Directions for this task: Repeat each line word for word.

Material provided:
** begin **

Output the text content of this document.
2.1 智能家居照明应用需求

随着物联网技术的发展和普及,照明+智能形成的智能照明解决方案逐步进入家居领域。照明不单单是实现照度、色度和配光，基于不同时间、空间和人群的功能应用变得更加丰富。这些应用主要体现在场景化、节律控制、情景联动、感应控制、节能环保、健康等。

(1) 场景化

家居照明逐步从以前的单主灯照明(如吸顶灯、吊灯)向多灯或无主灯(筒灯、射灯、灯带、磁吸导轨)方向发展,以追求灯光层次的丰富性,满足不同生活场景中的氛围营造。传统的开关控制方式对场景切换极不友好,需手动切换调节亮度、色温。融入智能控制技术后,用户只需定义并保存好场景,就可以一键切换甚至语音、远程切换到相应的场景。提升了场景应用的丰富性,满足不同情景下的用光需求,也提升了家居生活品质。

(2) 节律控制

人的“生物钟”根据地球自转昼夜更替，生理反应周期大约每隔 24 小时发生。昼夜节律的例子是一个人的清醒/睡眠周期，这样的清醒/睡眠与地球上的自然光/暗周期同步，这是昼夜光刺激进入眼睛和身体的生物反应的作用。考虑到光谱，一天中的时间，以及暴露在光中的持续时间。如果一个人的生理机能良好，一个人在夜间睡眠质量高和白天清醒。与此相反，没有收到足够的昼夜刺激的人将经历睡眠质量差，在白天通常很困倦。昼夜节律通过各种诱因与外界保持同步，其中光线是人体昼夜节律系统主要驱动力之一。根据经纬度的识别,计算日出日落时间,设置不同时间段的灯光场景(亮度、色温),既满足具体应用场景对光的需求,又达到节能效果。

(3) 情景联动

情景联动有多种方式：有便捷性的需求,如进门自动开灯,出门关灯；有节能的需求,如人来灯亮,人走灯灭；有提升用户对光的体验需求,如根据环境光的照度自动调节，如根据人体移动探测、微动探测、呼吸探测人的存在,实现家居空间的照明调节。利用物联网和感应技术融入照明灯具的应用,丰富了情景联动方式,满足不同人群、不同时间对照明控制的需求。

** end **

Written answer:
Output the text content of this document.
2.1 智能家居照明应用需求

随着物联网技术的发展和普及,照明+智能形成的智能照明解决方案逐步进入家居领域。照明不单单是实现照度、色度和配光，基于不同时间、空间和人群的功能应用变得更加丰富。这些应用主要体现在场景化、节律控制、情景联动、感应控制、节能环保、健康等。

(1) 场景化

家居照明逐步从以前的单主灯照明(如吸顶灯、吊灯)向多灯或无主灯(筒灯、射灯、灯带、磁吸导轨)方向发展,以追求灯光层次的丰富性,满足不同生活场景中的氛围营造。传统的开关控制方式对场景切换极不友好,需手动切换调节亮度、色温。融入智能控制技术后,用户只需定义并保存好场景,就可以一键切换甚至语音、远程切换到相应的场景。提升了场景应用的丰富性,满足不同情景下的用光需求,也提升了家居生活品质。

(2) 节律控制

人的“生物钟”根据地球自转昼夜更替，生理反应周期大约每隔 24 小时发生。昼夜节律的例子是一个人的清醒/睡眠周期，这样的清醒/睡眠与地球上的自然光/暗周期同步，这是昼夜光刺激进入眼睛和身体的生物反应的作用。考虑到光谱，一天中的时间，以及暴露在光中的持续时间。如果一个人的生理机能良好，一个人在夜间睡眠质量高和白天清醒。与此相反，没有收到足够的昼夜刺激的人将经历睡眠质量差，在白天通常很困倦。昼夜节律通过各种诱因与外界保持同步，其中光线是人体昼夜节律系统主要驱动力之一。根据经纬度的识别,计算日出日落时间,设置不同时间段的灯光场景(亮度、色温),既满足具体应用场景对光的需求,又达到节能效果。

(3) 情景联动

情景联动有多种方式：有便捷性的需求,如进门自动开灯,出门关灯；有节能的需求,如人来灯亮,人走灯灭；有提升用户对光的体验需求,如根据环境光的照度自动调节，如根据人体移动探测、微动探测、呼吸探测人的存在,实现家居空间的照明调节。利用物联网和感应技术融入照明灯具的应用,丰富了情景联动方式,满足不同人群、不同时间对照明控制的需求。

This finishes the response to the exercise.